**Instructions to follow**
Write every line out verbatim and omit the pictures.

[Saved data entries]

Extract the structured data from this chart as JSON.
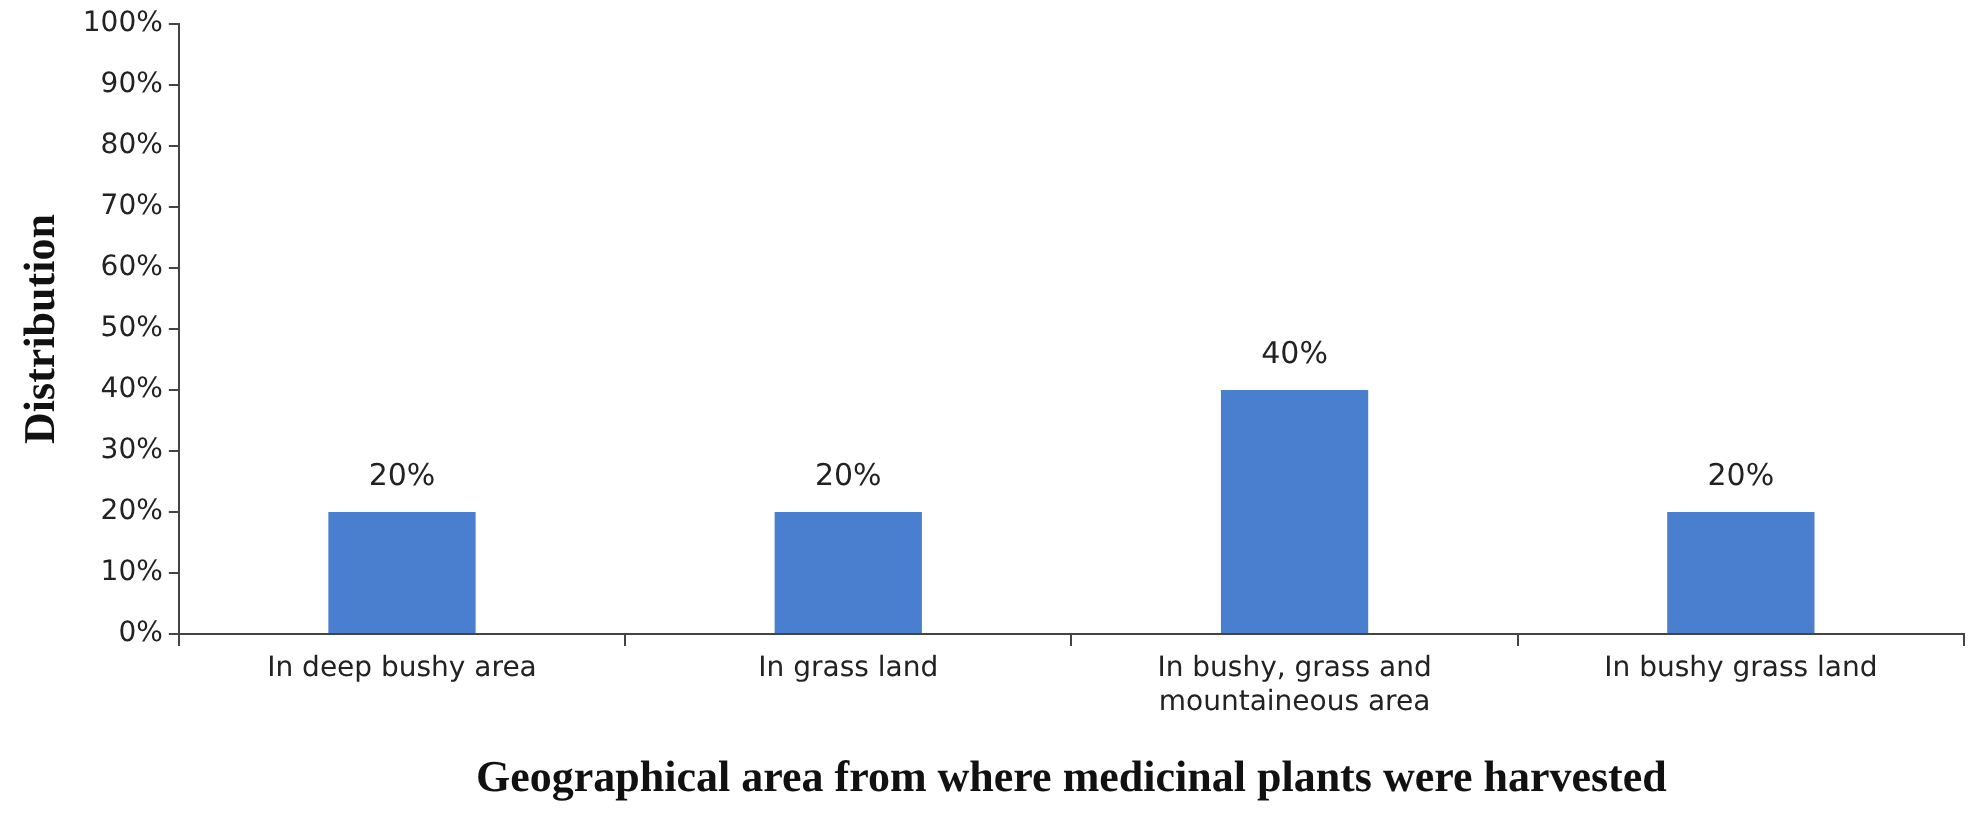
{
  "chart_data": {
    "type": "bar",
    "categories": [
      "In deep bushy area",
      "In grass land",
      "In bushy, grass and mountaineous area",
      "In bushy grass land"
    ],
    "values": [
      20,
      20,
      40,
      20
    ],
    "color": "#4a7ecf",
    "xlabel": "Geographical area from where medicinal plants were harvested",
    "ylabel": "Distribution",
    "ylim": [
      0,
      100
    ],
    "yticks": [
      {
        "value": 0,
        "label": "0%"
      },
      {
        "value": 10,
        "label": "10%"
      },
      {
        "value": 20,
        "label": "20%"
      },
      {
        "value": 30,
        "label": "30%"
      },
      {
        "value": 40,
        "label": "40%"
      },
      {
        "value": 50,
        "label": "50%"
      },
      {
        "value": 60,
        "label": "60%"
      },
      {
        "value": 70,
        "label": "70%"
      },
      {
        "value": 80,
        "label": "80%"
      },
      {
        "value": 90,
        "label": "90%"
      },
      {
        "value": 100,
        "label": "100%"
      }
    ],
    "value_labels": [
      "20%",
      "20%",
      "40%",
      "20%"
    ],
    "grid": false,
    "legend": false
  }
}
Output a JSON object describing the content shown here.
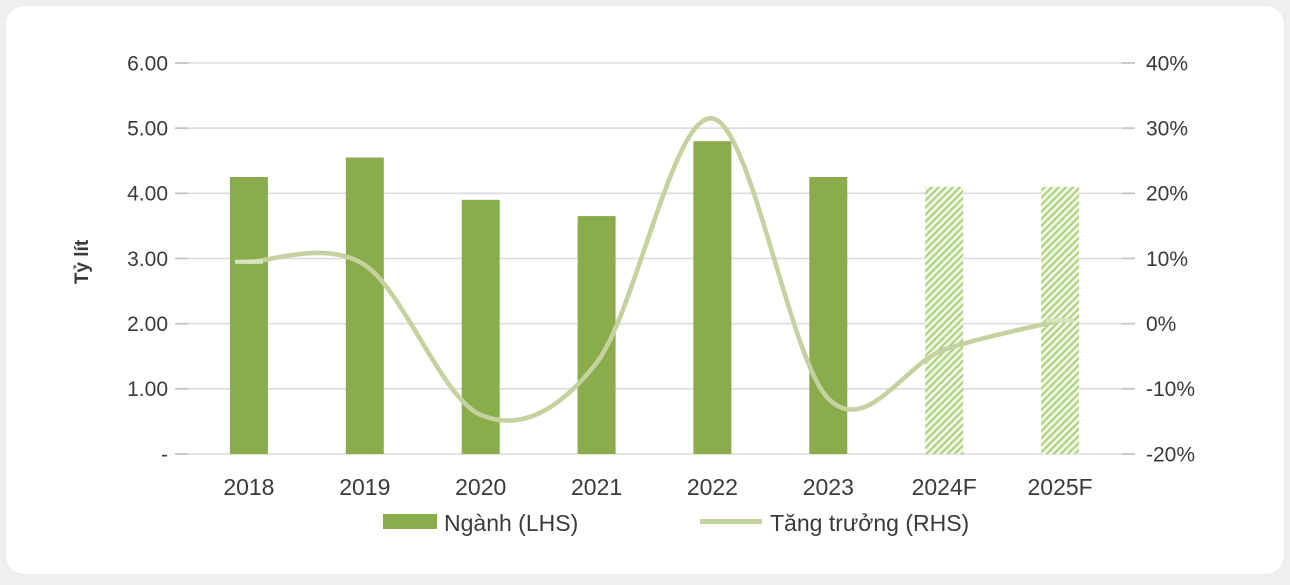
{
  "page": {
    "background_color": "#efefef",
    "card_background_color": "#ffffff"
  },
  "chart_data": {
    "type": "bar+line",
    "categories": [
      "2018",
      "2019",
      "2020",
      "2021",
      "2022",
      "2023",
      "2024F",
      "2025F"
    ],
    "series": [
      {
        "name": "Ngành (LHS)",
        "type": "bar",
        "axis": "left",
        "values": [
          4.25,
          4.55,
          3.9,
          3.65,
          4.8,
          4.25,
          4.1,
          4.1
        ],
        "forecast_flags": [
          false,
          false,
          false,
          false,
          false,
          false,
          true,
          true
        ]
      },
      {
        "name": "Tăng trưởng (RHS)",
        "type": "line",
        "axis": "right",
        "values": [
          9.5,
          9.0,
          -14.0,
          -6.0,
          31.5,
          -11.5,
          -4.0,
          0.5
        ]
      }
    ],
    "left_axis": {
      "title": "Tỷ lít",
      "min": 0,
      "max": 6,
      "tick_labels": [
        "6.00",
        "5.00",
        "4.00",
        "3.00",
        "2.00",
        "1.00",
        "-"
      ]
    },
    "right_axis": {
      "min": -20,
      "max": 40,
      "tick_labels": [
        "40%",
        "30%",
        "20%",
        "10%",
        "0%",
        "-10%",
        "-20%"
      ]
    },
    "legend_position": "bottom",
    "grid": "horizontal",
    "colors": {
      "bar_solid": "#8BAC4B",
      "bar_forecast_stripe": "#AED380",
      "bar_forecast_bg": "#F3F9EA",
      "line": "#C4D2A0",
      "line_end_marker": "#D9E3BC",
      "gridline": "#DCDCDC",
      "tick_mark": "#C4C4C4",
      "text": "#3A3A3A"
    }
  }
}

**Result of the exercise**
Extract the structured data from this chart as JSON.
{
  "chart_data": {
    "type": "bar",
    "categories": [
      "In deep bushy area",
      "In grass land",
      "In bushy, grass and mountaineous area",
      "In bushy grass land"
    ],
    "values": [
      20,
      20,
      40,
      20
    ],
    "color": "#4a7ecf",
    "xlabel": "Geographical area from where medicinal plants were harvested",
    "ylabel": "Distribution",
    "ylim": [
      0,
      100
    ],
    "yticks": [
      {
        "value": 0,
        "label": "0%"
      },
      {
        "value": 10,
        "label": "10%"
      },
      {
        "value": 20,
        "label": "20%"
      },
      {
        "value": 30,
        "label": "30%"
      },
      {
        "value": 40,
        "label": "40%"
      },
      {
        "value": 50,
        "label": "50%"
      },
      {
        "value": 60,
        "label": "60%"
      },
      {
        "value": 70,
        "label": "70%"
      },
      {
        "value": 80,
        "label": "80%"
      },
      {
        "value": 90,
        "label": "90%"
      },
      {
        "value": 100,
        "label": "100%"
      }
    ],
    "value_labels": [
      "20%",
      "20%",
      "40%",
      "20%"
    ],
    "grid": false,
    "legend": false
  }
}
Output a JSON object describing the content shown here.
{
  "page": {
    "background_color": "#efefef",
    "card_background_color": "#ffffff"
  },
  "chart_data": {
    "type": "bar+line",
    "categories": [
      "2018",
      "2019",
      "2020",
      "2021",
      "2022",
      "2023",
      "2024F",
      "2025F"
    ],
    "series": [
      {
        "name": "Ngành (LHS)",
        "type": "bar",
        "axis": "left",
        "values": [
          4.25,
          4.55,
          3.9,
          3.65,
          4.8,
          4.25,
          4.1,
          4.1
        ],
        "forecast_flags": [
          false,
          false,
          false,
          false,
          false,
          false,
          true,
          true
        ]
      },
      {
        "name": "Tăng trưởng (RHS)",
        "type": "line",
        "axis": "right",
        "values": [
          9.5,
          9.0,
          -14.0,
          -6.0,
          31.5,
          -11.5,
          -4.0,
          0.5
        ]
      }
    ],
    "left_axis": {
      "title": "Tỷ lít",
      "min": 0,
      "max": 6,
      "tick_labels": [
        "6.00",
        "5.00",
        "4.00",
        "3.00",
        "2.00",
        "1.00",
        "-"
      ]
    },
    "right_axis": {
      "min": -20,
      "max": 40,
      "tick_labels": [
        "40%",
        "30%",
        "20%",
        "10%",
        "0%",
        "-10%",
        "-20%"
      ]
    },
    "legend_position": "bottom",
    "grid": "horizontal",
    "colors": {
      "bar_solid": "#8BAC4B",
      "bar_forecast_stripe": "#AED380",
      "bar_forecast_bg": "#F3F9EA",
      "line": "#C4D2A0",
      "line_end_marker": "#D9E3BC",
      "gridline": "#DCDCDC",
      "tick_mark": "#C4C4C4",
      "text": "#3A3A3A"
    }
  }
}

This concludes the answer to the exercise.